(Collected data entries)
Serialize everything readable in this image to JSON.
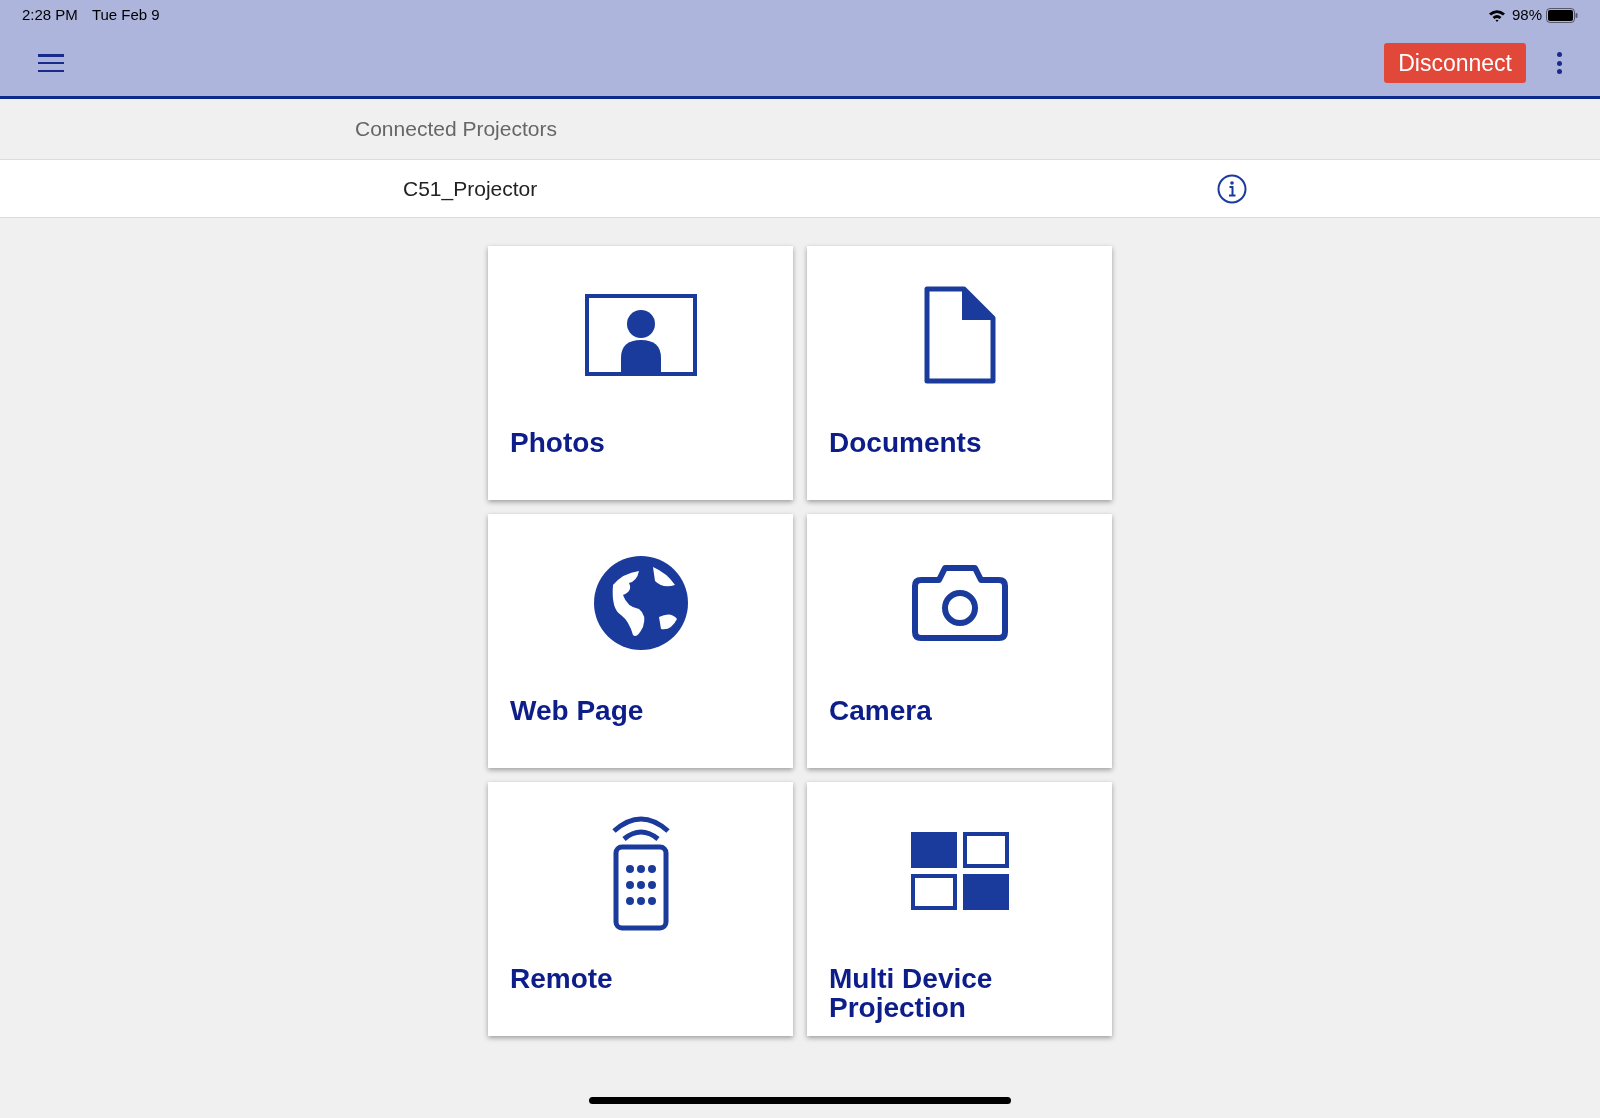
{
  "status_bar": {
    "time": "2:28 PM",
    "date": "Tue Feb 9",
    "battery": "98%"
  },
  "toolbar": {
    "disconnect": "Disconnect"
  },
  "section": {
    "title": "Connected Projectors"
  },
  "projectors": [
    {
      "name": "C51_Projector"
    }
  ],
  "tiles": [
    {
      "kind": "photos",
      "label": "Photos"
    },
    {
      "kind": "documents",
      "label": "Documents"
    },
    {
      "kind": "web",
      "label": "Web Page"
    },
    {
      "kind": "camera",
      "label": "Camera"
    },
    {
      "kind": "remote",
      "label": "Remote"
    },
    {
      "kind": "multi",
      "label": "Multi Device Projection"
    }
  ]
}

--

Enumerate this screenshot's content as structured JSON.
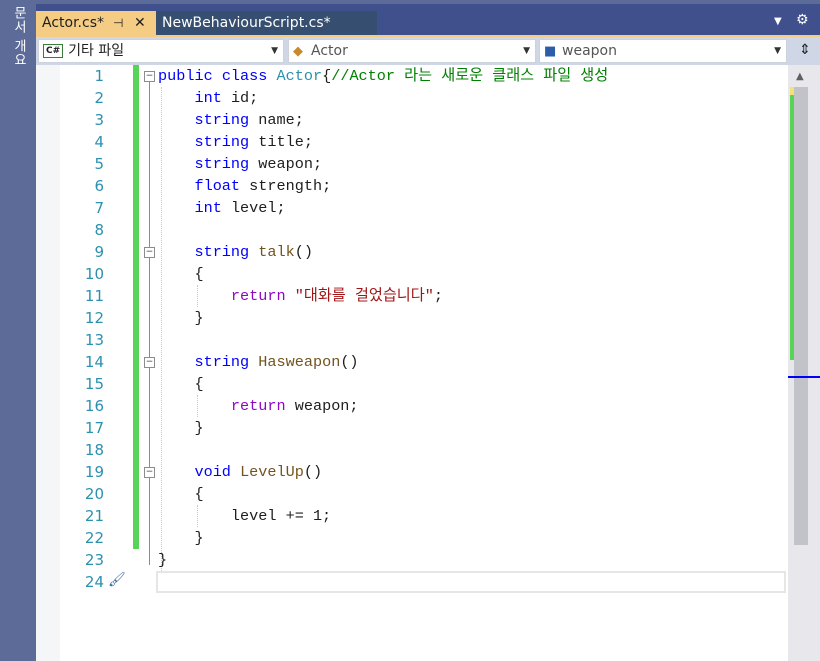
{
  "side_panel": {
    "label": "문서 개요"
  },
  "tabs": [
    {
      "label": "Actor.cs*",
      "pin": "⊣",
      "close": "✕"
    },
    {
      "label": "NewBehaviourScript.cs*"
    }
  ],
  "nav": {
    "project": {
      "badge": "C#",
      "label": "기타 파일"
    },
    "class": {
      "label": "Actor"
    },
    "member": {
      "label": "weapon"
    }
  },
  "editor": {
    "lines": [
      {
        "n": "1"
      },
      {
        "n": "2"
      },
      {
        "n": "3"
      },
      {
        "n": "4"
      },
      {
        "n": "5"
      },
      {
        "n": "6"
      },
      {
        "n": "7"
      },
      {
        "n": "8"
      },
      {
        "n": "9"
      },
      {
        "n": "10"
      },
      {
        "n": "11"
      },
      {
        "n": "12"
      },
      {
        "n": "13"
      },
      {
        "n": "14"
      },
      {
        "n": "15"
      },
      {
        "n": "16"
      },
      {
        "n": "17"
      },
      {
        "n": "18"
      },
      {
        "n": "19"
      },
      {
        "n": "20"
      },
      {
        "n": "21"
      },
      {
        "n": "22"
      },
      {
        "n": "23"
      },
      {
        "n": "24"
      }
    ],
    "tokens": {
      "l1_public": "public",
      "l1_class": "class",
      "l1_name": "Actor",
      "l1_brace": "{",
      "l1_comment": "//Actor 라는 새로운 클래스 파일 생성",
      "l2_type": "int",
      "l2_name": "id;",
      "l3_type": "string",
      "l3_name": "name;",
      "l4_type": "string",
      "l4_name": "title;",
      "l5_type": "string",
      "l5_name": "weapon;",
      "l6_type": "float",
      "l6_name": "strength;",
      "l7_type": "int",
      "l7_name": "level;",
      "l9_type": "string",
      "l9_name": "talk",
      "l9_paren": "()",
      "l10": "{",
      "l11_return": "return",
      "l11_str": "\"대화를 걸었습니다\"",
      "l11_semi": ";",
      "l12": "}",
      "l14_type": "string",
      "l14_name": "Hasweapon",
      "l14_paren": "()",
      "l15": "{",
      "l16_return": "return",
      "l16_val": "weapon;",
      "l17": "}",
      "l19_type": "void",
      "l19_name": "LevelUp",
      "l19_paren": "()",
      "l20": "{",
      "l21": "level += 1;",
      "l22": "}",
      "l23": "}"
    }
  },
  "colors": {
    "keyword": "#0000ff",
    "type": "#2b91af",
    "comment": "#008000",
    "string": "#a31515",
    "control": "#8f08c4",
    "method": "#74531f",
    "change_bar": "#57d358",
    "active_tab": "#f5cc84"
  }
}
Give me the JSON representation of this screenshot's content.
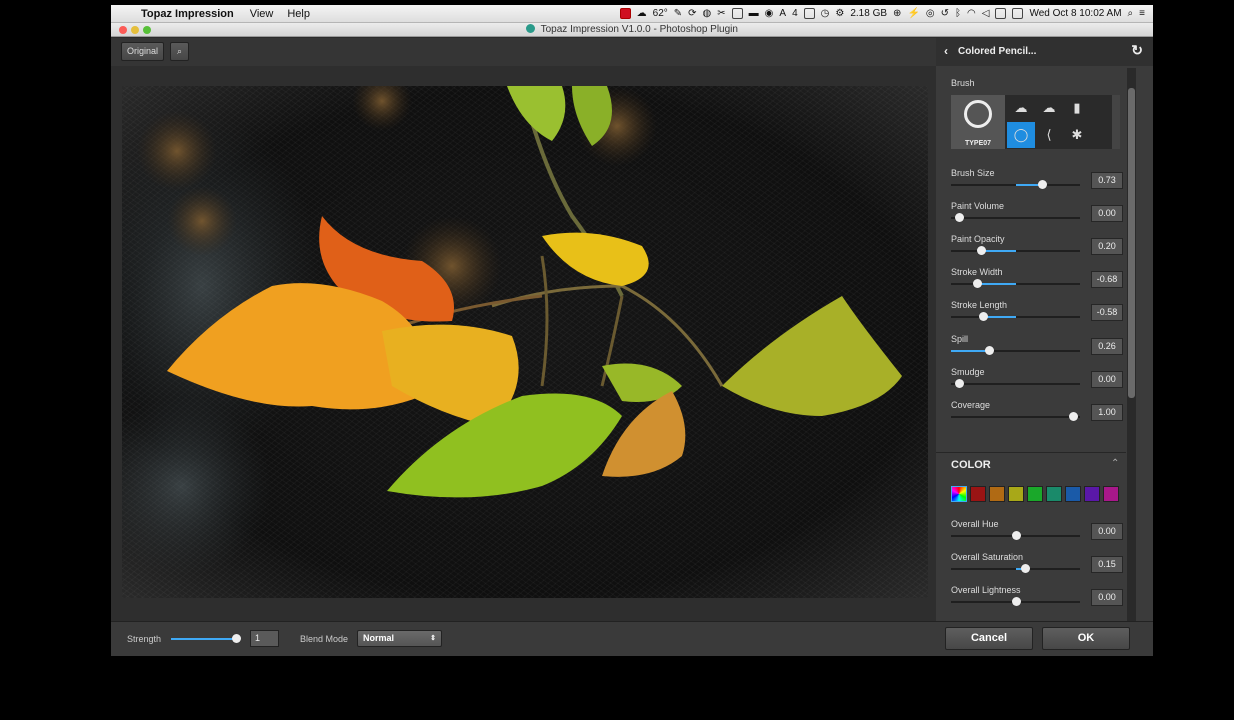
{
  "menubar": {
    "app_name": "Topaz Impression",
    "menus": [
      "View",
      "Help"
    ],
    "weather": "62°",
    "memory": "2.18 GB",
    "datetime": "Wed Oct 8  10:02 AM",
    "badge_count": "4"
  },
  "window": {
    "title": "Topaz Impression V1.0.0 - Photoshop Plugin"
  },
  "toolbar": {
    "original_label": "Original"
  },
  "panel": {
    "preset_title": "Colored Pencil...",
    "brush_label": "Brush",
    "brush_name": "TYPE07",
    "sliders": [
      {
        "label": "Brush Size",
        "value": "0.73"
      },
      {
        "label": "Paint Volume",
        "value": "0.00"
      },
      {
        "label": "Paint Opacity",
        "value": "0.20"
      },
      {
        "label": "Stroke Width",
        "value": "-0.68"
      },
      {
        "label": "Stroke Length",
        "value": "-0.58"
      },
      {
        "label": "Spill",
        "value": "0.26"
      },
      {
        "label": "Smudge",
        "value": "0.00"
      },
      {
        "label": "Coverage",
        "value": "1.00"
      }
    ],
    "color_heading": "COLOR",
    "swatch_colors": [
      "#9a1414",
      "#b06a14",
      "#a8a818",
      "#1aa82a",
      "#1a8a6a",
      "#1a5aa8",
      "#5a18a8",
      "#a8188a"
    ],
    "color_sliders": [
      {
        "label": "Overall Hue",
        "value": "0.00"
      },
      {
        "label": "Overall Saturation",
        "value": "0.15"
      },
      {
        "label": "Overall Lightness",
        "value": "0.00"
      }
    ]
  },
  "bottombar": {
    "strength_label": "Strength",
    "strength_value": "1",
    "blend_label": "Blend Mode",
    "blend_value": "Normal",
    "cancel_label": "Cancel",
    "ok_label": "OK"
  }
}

==

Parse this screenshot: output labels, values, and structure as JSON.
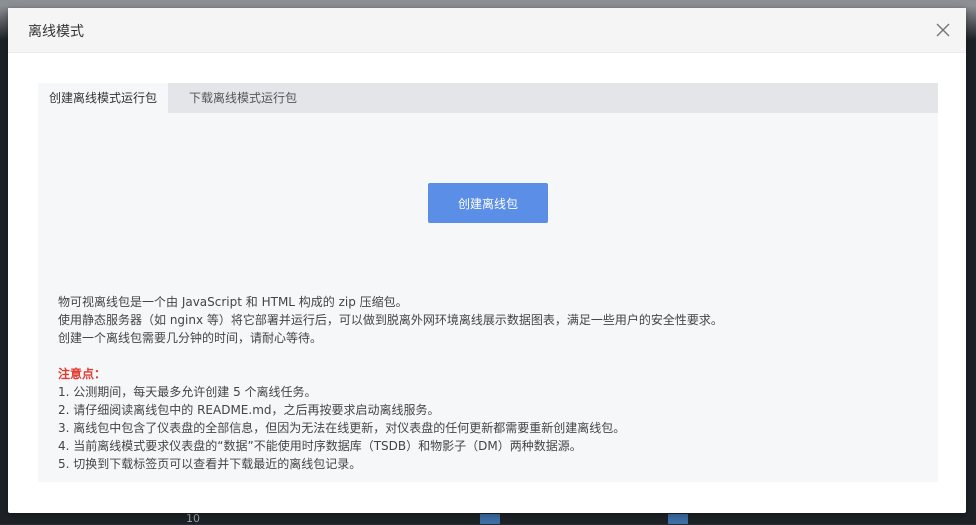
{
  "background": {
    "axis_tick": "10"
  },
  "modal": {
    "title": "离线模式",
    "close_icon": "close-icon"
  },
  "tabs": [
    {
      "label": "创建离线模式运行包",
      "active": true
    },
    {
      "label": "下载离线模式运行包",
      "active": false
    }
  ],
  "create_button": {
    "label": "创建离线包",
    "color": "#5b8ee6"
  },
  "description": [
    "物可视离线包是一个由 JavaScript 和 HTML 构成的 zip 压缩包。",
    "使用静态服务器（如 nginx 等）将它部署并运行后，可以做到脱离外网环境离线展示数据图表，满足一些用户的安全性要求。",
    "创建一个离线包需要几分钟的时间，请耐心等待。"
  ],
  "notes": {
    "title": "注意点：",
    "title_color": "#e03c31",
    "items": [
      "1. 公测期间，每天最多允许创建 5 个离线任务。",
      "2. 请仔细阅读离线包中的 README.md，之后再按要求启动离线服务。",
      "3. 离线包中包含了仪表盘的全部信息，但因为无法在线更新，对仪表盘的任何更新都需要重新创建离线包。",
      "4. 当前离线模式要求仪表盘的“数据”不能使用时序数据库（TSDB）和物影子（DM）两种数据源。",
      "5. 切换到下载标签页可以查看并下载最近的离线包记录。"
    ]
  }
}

WHAT YOU NEED TO DO: Copy each line of the records that contains the word "kind".

TASK SOLUTION:
      "kind": "photos",
      "kind": "documents",
      "kind": "web",
      "kind": "camera",
      "kind": "remote",
      "kind": "multi",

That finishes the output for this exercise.